** start Dataset content **

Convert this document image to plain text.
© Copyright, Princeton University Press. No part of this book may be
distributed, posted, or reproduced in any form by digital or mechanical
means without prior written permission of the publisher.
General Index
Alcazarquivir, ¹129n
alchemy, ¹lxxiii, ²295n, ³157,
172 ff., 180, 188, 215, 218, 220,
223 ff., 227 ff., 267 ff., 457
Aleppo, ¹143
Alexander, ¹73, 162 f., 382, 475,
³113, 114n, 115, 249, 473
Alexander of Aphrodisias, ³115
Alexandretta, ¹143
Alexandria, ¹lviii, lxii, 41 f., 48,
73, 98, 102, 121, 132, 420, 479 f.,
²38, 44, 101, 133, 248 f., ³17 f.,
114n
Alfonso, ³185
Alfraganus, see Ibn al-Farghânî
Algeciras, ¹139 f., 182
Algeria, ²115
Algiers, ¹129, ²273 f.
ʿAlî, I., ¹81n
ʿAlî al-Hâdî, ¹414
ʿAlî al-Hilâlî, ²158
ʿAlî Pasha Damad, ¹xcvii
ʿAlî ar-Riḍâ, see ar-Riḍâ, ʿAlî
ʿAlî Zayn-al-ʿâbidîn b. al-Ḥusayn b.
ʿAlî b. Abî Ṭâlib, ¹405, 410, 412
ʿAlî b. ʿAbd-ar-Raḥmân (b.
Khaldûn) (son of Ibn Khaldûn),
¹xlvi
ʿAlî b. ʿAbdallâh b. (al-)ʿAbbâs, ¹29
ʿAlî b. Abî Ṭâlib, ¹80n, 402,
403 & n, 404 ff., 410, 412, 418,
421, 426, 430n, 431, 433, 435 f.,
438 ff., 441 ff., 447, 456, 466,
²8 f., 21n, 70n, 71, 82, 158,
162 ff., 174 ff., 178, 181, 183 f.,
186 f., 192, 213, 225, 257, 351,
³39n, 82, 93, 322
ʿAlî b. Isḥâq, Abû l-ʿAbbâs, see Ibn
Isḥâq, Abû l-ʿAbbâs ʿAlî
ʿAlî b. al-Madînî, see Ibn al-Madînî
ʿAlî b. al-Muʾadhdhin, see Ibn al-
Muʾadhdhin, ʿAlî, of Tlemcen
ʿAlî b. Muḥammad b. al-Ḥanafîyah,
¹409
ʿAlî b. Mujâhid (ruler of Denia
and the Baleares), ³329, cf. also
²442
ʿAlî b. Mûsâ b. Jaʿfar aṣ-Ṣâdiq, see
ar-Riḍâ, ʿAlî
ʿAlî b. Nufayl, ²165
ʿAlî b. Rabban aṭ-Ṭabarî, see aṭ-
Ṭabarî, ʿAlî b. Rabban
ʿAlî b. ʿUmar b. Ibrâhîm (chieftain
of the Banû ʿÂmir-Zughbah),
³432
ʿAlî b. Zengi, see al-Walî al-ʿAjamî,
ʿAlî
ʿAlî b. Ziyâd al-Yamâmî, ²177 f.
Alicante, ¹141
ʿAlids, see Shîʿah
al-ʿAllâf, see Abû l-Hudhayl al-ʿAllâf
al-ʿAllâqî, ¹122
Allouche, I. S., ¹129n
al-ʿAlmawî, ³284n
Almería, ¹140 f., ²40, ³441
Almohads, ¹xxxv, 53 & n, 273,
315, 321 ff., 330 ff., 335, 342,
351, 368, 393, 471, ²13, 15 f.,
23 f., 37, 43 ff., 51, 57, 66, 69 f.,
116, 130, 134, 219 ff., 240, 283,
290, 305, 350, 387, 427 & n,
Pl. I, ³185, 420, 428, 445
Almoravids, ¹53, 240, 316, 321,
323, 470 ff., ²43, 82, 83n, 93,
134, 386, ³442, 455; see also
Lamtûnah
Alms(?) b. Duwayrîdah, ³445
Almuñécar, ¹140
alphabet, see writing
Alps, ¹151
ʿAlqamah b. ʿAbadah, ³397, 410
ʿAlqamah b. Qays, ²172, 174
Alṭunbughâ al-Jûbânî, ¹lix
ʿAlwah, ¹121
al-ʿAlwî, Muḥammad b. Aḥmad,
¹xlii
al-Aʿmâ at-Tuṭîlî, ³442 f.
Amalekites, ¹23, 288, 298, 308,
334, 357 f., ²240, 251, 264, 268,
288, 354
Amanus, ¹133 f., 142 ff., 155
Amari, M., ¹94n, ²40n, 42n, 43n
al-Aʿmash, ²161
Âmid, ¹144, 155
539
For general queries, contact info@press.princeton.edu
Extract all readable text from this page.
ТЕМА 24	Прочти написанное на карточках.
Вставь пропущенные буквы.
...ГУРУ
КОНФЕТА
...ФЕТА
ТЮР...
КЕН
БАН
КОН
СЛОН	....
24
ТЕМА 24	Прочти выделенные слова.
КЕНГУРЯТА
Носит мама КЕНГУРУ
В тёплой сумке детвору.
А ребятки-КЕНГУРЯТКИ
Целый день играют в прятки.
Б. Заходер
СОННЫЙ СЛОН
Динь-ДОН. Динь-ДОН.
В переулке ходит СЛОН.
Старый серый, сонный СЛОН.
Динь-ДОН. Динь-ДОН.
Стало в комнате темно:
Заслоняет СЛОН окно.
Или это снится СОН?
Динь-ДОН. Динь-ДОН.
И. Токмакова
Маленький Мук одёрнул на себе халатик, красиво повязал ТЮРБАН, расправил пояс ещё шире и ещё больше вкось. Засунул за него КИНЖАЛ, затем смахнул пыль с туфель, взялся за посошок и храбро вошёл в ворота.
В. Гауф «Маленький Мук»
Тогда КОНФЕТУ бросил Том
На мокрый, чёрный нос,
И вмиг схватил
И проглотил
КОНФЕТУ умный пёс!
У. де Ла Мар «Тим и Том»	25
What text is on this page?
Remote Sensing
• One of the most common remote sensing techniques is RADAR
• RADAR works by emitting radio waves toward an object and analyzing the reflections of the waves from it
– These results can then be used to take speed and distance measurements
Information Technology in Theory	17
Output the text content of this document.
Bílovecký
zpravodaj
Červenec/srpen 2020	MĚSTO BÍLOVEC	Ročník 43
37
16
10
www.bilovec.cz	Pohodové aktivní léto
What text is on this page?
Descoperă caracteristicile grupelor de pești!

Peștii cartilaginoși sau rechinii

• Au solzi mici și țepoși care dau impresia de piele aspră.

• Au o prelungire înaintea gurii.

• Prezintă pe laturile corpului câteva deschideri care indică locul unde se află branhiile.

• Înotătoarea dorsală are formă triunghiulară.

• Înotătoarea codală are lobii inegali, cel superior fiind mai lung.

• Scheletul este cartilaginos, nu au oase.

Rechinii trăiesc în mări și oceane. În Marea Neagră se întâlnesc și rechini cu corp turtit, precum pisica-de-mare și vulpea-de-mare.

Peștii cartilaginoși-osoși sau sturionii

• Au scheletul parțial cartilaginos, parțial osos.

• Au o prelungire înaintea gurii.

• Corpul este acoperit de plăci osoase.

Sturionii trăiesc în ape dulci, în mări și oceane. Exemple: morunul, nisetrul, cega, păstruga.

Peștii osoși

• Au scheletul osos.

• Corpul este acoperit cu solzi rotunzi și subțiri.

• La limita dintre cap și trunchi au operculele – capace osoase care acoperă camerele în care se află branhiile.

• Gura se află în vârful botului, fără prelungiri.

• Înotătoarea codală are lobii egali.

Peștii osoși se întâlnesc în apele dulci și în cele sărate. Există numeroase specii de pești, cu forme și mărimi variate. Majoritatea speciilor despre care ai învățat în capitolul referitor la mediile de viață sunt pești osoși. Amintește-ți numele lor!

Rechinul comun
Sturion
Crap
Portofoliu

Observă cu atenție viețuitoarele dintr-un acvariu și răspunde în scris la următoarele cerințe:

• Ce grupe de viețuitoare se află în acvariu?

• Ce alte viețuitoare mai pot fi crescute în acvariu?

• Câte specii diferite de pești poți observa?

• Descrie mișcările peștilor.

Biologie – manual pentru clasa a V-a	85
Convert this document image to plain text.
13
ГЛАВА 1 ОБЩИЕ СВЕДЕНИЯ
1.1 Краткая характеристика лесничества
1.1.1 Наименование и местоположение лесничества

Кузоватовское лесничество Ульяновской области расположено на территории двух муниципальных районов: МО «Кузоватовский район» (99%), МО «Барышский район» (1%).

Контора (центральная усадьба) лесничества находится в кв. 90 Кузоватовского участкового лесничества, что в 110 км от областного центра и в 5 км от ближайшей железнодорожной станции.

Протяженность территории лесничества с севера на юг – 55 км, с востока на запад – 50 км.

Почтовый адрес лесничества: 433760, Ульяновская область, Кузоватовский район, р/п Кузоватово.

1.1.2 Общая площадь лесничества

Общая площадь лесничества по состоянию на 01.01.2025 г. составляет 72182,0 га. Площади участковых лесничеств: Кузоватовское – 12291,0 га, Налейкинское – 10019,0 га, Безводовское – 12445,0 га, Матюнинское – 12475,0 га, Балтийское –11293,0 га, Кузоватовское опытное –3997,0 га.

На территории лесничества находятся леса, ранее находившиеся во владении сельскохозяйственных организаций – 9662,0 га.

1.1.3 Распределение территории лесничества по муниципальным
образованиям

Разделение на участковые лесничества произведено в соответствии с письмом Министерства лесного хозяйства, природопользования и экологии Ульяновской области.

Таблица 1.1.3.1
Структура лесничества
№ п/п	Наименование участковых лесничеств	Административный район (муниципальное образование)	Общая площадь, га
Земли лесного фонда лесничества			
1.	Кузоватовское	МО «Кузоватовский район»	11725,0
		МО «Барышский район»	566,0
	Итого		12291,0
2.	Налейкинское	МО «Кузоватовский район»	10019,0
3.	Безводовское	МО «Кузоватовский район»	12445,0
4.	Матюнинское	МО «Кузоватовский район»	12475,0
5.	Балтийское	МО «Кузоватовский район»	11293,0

** end Dataset content **

*Task details:* Look back over the material above and state how many lines hold the word "dulci". Write the number and nothing else.

*Result of the exercise:* 2